▸ Exercise objective
Select the lines below containing the word "this".
---------- Data records ----------
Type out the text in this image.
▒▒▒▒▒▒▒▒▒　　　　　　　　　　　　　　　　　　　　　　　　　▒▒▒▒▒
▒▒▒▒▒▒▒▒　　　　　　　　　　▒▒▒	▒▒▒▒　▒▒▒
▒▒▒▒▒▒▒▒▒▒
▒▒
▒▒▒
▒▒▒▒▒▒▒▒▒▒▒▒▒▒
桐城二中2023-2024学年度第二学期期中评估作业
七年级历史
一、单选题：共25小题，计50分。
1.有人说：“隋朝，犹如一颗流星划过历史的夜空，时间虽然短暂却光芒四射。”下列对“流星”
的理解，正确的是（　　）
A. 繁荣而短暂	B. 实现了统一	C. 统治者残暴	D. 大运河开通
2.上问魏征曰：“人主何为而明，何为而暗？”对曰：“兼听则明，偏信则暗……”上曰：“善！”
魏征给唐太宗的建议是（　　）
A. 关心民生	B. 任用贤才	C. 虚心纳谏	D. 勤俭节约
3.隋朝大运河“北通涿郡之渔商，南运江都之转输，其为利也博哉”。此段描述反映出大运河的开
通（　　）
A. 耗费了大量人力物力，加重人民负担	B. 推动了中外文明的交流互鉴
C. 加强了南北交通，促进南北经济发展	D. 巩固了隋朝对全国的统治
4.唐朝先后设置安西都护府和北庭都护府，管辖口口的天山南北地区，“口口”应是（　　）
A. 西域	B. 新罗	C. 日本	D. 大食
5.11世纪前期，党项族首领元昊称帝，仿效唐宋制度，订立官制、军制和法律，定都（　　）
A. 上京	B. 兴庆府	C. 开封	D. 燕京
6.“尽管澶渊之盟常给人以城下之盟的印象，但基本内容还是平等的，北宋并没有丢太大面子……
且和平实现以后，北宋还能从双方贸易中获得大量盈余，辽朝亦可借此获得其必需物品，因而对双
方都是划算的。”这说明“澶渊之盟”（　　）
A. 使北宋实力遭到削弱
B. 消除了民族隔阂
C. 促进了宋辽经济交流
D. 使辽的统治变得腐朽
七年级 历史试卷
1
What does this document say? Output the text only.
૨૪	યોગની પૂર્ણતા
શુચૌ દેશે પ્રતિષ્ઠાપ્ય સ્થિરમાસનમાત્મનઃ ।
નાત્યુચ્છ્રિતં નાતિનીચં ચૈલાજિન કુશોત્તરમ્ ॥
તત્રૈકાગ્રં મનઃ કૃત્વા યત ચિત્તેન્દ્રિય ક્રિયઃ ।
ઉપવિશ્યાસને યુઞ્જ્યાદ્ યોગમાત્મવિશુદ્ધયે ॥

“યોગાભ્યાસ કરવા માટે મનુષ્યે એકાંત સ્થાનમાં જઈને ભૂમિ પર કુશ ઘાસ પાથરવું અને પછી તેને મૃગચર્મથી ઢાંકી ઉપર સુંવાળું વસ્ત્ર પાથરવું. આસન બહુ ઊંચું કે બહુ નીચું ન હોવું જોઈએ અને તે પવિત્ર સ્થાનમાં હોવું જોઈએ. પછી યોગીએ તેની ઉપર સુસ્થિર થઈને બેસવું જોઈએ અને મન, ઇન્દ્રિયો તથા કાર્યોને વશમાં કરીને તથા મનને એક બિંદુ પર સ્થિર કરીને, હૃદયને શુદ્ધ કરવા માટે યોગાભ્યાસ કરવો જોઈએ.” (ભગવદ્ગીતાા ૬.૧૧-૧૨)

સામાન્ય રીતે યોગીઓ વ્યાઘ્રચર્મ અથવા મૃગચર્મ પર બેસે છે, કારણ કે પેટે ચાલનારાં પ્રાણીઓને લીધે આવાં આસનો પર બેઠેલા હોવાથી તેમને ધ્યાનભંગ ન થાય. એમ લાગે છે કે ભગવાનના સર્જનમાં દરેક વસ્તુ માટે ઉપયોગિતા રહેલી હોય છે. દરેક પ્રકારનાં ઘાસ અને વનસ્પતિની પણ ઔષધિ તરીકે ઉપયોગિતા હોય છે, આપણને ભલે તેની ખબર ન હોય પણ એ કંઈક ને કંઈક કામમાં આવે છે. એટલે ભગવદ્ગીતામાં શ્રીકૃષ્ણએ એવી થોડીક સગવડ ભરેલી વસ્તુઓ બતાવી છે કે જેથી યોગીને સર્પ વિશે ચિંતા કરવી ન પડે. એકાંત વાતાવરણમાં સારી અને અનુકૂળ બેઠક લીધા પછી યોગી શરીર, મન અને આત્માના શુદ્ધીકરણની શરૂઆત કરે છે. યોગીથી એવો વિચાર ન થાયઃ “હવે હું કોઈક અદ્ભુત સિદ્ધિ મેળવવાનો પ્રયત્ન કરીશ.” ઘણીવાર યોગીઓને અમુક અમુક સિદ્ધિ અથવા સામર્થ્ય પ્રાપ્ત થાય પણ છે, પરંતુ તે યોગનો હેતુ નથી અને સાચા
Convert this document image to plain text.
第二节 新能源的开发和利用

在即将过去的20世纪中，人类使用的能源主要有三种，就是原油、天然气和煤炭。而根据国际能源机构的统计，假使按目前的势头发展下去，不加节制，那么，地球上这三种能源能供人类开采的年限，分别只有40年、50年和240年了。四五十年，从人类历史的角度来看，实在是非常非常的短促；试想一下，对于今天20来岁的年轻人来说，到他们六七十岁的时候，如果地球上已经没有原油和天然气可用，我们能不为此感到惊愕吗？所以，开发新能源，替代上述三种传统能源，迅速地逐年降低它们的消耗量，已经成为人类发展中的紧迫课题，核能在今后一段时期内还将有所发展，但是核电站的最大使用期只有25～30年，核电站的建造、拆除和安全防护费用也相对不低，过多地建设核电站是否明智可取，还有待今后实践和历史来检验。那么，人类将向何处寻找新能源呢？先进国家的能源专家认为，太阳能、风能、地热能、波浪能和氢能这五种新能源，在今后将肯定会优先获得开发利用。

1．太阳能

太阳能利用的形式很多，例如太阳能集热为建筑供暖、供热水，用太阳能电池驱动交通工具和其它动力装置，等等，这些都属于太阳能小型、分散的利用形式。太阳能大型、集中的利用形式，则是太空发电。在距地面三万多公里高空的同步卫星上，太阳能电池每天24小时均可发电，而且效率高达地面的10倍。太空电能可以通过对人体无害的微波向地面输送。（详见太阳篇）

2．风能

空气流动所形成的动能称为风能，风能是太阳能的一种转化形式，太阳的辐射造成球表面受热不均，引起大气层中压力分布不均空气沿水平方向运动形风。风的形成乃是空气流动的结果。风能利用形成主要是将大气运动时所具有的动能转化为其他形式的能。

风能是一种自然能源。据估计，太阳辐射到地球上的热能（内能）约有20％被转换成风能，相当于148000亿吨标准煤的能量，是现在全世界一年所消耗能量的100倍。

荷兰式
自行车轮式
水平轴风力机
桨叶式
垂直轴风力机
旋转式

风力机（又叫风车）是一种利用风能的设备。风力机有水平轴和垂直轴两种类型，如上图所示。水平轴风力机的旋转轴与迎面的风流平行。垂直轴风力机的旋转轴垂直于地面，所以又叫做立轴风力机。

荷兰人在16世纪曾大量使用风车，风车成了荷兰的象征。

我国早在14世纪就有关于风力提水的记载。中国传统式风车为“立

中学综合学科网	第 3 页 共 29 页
----------
▸ Answer to the task
Type out the text in this image.
What does this document say? Output the text only.
Convert this document image to plain text.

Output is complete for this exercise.